**Written instruction:** Set every record down verbatim and omit the pictures.

**The records:**
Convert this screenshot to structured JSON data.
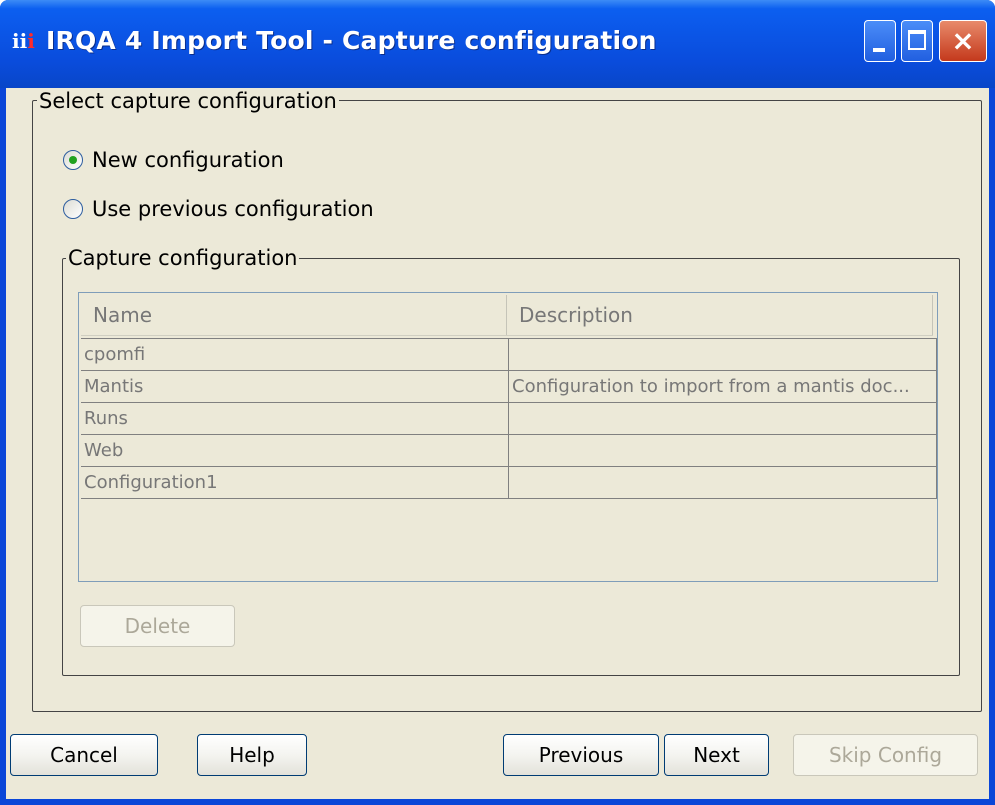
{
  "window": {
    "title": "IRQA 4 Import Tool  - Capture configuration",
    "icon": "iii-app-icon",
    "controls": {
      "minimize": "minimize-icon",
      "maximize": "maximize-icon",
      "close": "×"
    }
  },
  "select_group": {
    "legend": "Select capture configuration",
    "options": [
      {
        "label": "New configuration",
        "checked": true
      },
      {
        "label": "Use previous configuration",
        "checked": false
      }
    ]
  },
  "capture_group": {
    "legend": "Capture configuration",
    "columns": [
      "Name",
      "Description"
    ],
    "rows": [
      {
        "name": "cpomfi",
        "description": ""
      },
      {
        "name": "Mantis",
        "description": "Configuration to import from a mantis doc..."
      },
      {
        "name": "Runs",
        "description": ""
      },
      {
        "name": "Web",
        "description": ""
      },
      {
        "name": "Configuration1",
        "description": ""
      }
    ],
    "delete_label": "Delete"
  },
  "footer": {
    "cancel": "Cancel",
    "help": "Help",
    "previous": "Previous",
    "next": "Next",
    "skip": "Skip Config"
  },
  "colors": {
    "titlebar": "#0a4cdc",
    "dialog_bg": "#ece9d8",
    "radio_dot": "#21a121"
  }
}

**Final result:**
Convert this screenshot to structured JSON data.
{
  "window": {
    "title": "IRQA 4 Import Tool  - Capture configuration",
    "icon": "iii-app-icon",
    "controls": {
      "minimize": "minimize-icon",
      "maximize": "maximize-icon",
      "close": "×"
    }
  },
  "select_group": {
    "legend": "Select capture configuration",
    "options": [
      {
        "label": "New configuration",
        "checked": true
      },
      {
        "label": "Use previous configuration",
        "checked": false
      }
    ]
  },
  "capture_group": {
    "legend": "Capture configuration",
    "columns": [
      "Name",
      "Description"
    ],
    "rows": [
      {
        "name": "cpomfi",
        "description": ""
      },
      {
        "name": "Mantis",
        "description": "Configuration to import from a mantis doc..."
      },
      {
        "name": "Runs",
        "description": ""
      },
      {
        "name": "Web",
        "description": ""
      },
      {
        "name": "Configuration1",
        "description": ""
      }
    ],
    "delete_label": "Delete"
  },
  "footer": {
    "cancel": "Cancel",
    "help": "Help",
    "previous": "Previous",
    "next": "Next",
    "skip": "Skip Config"
  },
  "colors": {
    "titlebar": "#0a4cdc",
    "dialog_bg": "#ece9d8",
    "radio_dot": "#21a121"
  }
}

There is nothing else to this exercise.